» **The request**
Gather all lines in the entries below that include the word "Overall".

• • • •

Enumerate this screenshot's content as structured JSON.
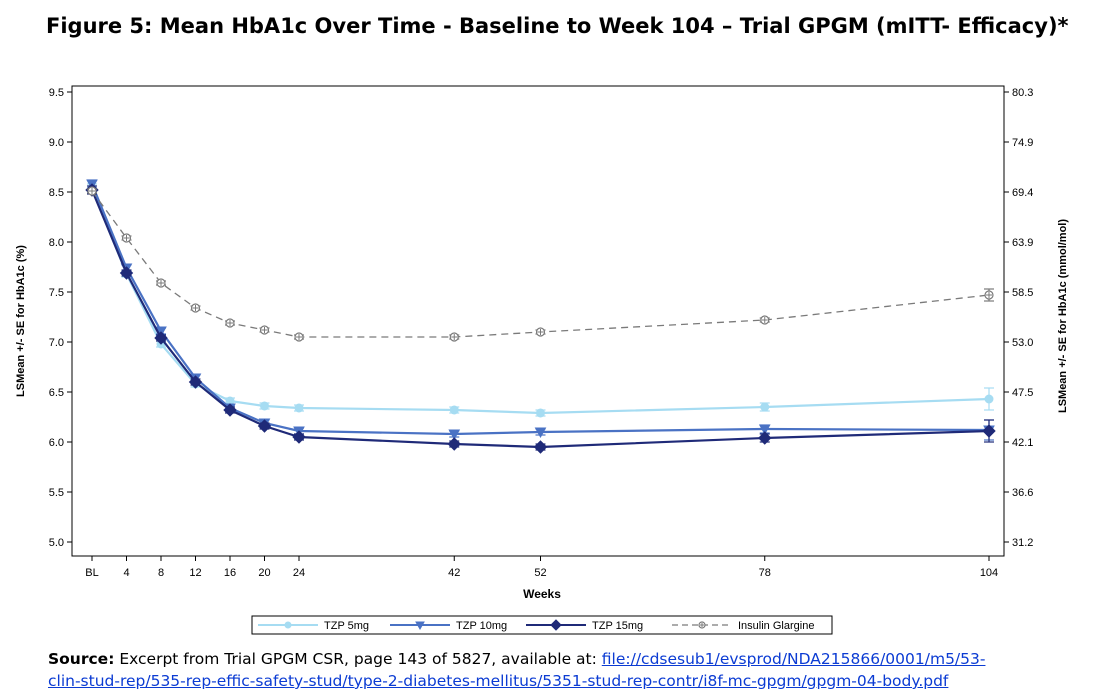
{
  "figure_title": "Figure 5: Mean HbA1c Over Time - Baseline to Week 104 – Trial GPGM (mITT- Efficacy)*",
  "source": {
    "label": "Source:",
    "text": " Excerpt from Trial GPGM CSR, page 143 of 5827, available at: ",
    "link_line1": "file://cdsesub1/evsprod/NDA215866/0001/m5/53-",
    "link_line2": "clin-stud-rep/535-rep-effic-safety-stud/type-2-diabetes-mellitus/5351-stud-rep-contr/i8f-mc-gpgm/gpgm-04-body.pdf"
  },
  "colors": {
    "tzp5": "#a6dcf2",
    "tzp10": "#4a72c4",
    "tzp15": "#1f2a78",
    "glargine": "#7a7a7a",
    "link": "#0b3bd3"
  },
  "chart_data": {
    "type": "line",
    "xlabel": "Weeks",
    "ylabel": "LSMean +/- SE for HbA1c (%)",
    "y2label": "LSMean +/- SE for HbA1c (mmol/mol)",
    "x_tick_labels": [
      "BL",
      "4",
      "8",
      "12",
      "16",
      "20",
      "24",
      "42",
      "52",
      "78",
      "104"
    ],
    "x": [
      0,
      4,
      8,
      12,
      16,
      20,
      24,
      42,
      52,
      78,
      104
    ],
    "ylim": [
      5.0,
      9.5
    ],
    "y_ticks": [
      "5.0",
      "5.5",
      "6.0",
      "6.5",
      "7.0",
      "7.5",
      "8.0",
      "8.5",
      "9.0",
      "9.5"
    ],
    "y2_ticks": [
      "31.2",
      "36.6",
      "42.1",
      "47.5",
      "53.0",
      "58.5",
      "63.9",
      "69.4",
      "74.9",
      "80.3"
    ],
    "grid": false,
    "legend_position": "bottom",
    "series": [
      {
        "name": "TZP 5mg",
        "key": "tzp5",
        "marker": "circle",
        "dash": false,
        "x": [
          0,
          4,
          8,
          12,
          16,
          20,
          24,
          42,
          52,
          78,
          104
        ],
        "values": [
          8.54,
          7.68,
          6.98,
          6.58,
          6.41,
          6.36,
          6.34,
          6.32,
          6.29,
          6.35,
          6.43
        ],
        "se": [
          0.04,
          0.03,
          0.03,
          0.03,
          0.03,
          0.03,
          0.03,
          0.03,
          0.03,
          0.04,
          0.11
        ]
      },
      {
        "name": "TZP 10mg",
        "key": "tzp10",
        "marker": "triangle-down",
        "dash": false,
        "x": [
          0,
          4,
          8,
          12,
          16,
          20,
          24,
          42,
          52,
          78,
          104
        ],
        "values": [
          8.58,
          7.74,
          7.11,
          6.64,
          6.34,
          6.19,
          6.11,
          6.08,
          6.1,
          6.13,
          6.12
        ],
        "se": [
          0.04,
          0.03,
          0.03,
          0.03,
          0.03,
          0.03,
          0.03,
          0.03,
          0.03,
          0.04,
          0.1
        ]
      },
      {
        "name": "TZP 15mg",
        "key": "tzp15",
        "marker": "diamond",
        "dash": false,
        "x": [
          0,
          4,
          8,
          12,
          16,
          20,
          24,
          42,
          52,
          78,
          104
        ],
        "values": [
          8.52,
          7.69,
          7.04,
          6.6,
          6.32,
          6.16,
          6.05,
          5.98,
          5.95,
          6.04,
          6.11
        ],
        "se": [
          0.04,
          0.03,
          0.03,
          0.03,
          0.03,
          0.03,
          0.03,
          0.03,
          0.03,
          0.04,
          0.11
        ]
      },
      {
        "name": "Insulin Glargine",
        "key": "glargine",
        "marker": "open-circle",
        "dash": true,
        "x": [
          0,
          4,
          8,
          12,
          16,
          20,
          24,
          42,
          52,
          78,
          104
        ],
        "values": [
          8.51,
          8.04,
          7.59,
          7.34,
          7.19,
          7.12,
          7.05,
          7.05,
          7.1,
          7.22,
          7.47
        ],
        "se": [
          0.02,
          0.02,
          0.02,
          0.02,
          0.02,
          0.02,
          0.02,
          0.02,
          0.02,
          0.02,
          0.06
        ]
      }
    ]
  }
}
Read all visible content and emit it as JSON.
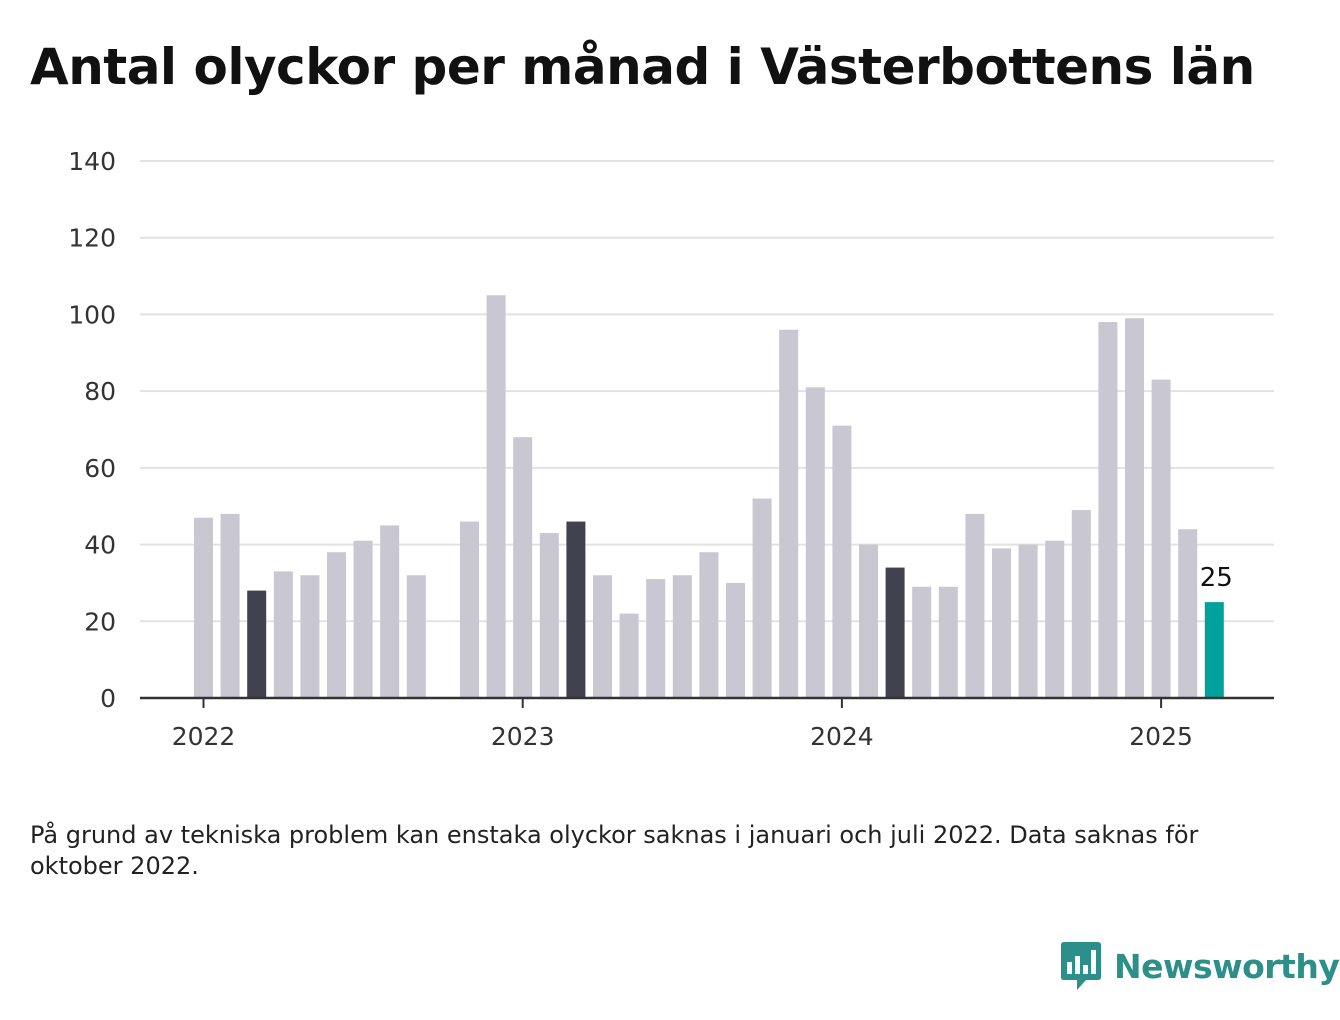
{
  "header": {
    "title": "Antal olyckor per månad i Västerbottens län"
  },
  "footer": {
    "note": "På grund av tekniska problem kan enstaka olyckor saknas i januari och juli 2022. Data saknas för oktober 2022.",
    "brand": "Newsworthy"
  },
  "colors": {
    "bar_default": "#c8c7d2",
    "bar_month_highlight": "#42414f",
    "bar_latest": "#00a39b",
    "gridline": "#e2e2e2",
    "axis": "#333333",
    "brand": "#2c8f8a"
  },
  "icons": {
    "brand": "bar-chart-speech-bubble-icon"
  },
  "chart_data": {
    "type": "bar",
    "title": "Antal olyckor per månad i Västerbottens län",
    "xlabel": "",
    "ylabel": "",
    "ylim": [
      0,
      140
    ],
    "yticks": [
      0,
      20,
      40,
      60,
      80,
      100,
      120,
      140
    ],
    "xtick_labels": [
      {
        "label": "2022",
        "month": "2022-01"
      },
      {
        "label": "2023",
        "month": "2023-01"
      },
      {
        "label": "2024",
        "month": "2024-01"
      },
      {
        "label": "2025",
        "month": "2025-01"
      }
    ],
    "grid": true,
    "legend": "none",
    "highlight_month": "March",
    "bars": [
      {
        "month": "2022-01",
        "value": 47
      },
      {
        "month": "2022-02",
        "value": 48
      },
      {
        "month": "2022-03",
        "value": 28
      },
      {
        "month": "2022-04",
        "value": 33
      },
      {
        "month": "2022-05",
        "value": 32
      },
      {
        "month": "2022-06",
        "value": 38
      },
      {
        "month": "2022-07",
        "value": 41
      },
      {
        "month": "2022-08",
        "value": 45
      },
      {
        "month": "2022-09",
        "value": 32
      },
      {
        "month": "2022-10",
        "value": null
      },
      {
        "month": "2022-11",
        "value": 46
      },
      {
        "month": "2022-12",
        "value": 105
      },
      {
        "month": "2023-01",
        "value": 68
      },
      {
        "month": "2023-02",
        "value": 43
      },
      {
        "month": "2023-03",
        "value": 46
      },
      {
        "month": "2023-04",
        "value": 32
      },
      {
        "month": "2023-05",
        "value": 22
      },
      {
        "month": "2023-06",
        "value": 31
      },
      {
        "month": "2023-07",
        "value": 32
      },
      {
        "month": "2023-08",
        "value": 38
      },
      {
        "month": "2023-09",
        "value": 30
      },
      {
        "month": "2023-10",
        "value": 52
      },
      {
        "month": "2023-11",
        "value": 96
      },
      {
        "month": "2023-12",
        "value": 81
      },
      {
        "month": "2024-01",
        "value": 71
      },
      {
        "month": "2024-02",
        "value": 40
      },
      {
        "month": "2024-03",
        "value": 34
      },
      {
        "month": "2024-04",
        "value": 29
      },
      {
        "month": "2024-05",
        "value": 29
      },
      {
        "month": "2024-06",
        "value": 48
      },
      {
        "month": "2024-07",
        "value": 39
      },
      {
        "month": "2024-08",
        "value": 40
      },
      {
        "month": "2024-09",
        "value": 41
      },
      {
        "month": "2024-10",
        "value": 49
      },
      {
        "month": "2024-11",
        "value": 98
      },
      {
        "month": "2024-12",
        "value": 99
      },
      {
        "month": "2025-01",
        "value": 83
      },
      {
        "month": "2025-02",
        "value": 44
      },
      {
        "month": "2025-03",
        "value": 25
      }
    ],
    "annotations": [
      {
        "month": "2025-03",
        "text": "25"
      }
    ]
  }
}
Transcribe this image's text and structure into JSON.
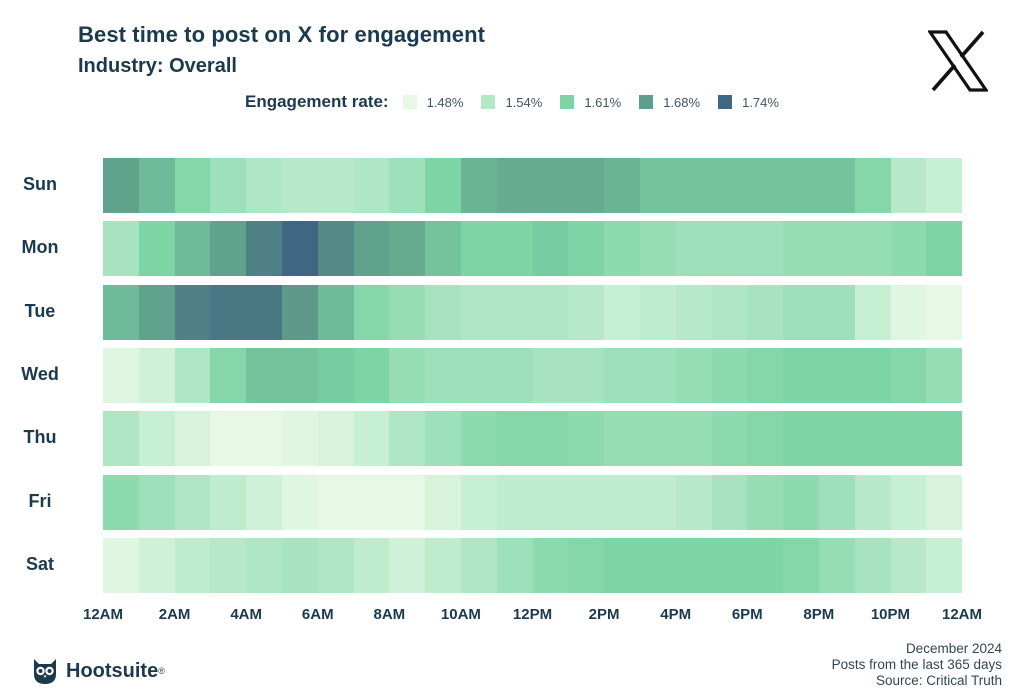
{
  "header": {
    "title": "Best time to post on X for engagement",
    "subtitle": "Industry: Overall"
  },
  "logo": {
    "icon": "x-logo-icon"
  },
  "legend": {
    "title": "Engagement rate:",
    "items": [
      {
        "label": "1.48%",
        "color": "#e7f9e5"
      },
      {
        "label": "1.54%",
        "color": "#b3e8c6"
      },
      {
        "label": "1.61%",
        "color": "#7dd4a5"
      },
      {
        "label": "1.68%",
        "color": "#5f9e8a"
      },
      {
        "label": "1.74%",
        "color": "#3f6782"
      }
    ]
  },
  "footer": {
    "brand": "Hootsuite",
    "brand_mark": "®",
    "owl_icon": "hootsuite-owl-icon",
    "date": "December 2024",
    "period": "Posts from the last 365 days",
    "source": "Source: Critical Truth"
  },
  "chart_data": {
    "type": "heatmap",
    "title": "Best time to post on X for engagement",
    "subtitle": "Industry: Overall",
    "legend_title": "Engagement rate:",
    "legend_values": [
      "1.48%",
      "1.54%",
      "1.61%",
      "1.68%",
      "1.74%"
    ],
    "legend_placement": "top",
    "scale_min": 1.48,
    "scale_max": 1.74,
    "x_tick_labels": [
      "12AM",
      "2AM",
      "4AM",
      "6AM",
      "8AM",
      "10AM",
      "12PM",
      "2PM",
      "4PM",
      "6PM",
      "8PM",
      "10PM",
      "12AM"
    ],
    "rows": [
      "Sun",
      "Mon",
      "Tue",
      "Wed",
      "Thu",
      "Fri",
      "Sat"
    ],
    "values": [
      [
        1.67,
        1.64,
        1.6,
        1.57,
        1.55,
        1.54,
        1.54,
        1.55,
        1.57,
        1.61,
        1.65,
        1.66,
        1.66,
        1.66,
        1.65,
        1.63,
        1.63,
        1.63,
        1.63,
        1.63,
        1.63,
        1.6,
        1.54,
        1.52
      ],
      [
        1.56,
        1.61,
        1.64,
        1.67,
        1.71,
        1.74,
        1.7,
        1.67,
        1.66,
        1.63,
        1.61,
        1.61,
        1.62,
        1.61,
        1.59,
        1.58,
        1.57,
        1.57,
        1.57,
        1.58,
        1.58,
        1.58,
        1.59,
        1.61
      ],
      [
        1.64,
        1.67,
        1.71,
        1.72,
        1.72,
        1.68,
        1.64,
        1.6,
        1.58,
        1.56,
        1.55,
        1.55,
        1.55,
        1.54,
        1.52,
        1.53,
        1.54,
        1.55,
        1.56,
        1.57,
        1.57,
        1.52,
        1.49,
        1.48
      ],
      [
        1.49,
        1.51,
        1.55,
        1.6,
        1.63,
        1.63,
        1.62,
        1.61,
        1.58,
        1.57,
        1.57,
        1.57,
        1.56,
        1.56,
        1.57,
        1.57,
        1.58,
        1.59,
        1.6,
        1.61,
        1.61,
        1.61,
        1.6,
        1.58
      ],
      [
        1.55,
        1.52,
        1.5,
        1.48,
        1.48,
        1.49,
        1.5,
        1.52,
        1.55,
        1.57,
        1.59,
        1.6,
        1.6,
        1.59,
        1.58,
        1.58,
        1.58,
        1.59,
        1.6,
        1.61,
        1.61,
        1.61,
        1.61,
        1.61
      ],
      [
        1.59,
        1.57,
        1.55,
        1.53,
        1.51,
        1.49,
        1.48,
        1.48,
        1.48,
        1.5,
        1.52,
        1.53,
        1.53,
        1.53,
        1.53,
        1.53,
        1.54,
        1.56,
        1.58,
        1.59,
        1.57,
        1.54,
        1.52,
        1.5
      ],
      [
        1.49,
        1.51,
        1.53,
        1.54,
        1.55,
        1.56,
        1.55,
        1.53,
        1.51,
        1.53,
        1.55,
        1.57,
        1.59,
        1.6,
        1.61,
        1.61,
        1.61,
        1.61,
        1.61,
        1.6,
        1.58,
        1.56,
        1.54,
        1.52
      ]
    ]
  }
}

• • • •

» **Solution for this exercise**
    "subtitle": "Industry: Overall"
    "subtitle": "Industry: Overall",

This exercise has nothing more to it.